## WHAT YOU WILL DO:
Copy out all lines where "testWhileIdle" appears.

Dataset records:
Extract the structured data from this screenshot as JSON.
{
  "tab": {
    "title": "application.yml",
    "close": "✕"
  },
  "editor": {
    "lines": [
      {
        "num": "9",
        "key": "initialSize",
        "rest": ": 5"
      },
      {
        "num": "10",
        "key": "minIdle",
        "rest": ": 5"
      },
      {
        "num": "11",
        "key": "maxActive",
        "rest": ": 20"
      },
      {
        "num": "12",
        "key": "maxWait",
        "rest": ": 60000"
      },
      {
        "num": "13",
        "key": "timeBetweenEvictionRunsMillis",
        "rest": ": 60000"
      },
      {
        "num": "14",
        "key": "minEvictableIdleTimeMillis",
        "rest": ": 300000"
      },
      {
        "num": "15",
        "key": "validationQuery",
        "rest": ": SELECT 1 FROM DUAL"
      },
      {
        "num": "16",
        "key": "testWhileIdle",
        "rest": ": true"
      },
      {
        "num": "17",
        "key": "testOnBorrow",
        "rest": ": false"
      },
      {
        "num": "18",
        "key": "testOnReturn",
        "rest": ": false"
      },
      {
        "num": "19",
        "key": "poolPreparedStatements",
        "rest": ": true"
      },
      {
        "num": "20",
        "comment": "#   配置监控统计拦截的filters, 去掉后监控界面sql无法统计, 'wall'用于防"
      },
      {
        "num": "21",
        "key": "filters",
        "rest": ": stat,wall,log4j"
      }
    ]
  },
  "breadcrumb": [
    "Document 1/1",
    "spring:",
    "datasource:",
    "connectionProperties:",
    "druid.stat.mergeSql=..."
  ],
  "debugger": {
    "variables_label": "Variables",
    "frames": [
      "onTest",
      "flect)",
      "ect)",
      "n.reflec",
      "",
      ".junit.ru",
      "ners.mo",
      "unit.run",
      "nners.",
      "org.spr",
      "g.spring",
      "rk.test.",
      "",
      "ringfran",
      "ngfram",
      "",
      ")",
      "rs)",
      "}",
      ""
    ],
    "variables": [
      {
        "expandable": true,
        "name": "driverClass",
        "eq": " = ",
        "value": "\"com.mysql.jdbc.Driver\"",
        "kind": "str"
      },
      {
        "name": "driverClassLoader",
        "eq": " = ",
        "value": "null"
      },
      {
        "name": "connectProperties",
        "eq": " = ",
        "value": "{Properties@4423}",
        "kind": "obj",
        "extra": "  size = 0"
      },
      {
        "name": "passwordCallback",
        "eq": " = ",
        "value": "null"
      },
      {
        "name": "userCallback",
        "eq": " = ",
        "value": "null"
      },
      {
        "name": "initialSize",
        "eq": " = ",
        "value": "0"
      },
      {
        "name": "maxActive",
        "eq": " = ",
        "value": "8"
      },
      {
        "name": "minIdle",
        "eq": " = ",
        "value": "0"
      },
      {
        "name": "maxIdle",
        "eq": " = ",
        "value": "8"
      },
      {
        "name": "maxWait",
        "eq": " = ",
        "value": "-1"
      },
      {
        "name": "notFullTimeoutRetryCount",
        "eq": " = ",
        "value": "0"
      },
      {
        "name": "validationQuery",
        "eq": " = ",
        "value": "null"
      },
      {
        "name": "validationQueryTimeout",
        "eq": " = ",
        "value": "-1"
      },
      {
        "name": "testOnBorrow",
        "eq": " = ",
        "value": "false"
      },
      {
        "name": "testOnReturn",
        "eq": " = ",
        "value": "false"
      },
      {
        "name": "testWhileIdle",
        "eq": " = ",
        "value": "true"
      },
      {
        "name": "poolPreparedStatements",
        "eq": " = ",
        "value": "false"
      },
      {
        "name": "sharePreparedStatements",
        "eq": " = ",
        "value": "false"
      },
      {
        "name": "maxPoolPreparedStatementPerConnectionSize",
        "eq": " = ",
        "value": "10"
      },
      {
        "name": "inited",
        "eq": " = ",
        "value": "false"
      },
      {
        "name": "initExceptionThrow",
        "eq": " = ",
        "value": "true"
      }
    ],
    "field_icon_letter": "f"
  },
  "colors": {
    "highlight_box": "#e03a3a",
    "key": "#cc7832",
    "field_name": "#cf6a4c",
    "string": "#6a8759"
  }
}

## FULL OUTPUT:
        "key": "testWhileIdle",
        "name": "testWhileIdle",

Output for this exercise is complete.